• _Enregistrements_:
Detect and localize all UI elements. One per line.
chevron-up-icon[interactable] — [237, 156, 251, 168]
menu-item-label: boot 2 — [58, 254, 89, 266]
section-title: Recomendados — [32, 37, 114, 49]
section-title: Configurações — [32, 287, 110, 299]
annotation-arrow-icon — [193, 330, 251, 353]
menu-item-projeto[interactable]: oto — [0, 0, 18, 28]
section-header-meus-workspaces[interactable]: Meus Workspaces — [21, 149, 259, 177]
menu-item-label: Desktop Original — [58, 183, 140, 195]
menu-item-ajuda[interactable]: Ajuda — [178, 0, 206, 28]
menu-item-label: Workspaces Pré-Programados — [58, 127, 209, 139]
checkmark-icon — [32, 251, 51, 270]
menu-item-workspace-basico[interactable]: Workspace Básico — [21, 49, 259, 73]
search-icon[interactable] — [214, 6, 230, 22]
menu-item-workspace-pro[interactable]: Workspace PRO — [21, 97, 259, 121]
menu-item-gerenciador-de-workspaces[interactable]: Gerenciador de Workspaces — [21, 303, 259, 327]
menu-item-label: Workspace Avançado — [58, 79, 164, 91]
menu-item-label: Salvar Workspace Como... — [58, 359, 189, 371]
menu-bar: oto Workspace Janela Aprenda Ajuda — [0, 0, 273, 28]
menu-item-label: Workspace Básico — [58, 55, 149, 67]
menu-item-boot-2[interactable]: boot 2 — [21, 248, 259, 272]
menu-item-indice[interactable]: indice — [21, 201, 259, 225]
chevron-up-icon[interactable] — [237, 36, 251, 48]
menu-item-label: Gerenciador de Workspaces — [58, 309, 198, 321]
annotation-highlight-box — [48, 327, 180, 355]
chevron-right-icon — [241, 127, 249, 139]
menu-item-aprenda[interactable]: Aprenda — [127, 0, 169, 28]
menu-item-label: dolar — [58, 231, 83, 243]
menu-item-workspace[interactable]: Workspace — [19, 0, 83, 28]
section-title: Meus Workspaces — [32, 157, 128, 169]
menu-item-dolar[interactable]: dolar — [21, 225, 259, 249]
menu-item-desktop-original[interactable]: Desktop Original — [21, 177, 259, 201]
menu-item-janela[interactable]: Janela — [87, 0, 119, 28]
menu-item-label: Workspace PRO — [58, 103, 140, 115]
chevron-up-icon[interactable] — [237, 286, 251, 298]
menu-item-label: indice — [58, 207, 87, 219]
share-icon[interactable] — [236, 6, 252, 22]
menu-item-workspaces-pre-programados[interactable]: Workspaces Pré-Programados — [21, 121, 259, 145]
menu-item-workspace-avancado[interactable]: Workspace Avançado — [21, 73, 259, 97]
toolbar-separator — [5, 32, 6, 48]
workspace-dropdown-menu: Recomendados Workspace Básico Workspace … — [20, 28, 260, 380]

• _PETIT EXERCICE_: Reproduisez à l'identique toutes les lignes des enregistrements ci-dessus.

• _CORRIGÉ_:
Detect and localize all UI elements. One per line.
chevron-up-icon[interactable] — [237, 156, 251, 168]
menu-item-label: boot 2 — [58, 254, 89, 266]
section-title: Recomendados — [32, 37, 114, 49]
section-title: Configurações — [32, 287, 110, 299]
annotation-arrow-icon — [193, 330, 251, 353]
menu-item-projeto[interactable]: oto — [0, 0, 18, 28]
section-header-meus-workspaces[interactable]: Meus Workspaces — [21, 149, 259, 177]
menu-item-label: Desktop Original — [58, 183, 140, 195]
menu-item-ajuda[interactable]: Ajuda — [178, 0, 206, 28]
menu-item-label: Workspaces Pré-Programados — [58, 127, 209, 139]
checkmark-icon — [32, 251, 51, 270]
menu-item-workspace-basico[interactable]: Workspace Básico — [21, 49, 259, 73]
search-icon[interactable] — [214, 6, 230, 22]
menu-item-workspace-pro[interactable]: Workspace PRO — [21, 97, 259, 121]
menu-item-gerenciador-de-workspaces[interactable]: Gerenciador de Workspaces — [21, 303, 259, 327]
menu-item-label: Workspace Avançado — [58, 79, 164, 91]
menu-item-label: Salvar Workspace Como... — [58, 359, 189, 371]
menu-bar: oto Workspace Janela Aprenda Ajuda — [0, 0, 273, 28]
menu-item-label: Workspace Básico — [58, 55, 149, 67]
menu-item-boot-2[interactable]: boot 2 — [21, 248, 259, 272]
menu-item-indice[interactable]: indice — [21, 201, 259, 225]
chevron-up-icon[interactable] — [237, 36, 251, 48]
menu-item-label: Gerenciador de Workspaces — [58, 309, 198, 321]
annotation-highlight-box — [48, 327, 180, 355]
chevron-right-icon — [241, 127, 249, 139]
menu-item-aprenda[interactable]: Aprenda — [127, 0, 169, 28]
menu-item-label: dolar — [58, 231, 83, 243]
menu-item-workspace[interactable]: Workspace — [19, 0, 83, 28]
section-title: Meus Workspaces — [32, 157, 128, 169]
menu-item-dolar[interactable]: dolar — [21, 225, 259, 249]
menu-item-desktop-original[interactable]: Desktop Original — [21, 177, 259, 201]
menu-item-janela[interactable]: Janela — [87, 0, 119, 28]
menu-item-label: Workspace PRO — [58, 103, 140, 115]
chevron-up-icon[interactable] — [237, 286, 251, 298]
menu-item-label: indice — [58, 207, 87, 219]
share-icon[interactable] — [236, 6, 252, 22]
menu-item-workspaces-pre-programados[interactable]: Workspaces Pré-Programados — [21, 121, 259, 145]
menu-item-workspace-avancado[interactable]: Workspace Avançado — [21, 73, 259, 97]
toolbar-separator — [5, 32, 6, 48]
workspace-dropdown-menu: Recomendados Workspace Básico Workspace … — [20, 28, 260, 380]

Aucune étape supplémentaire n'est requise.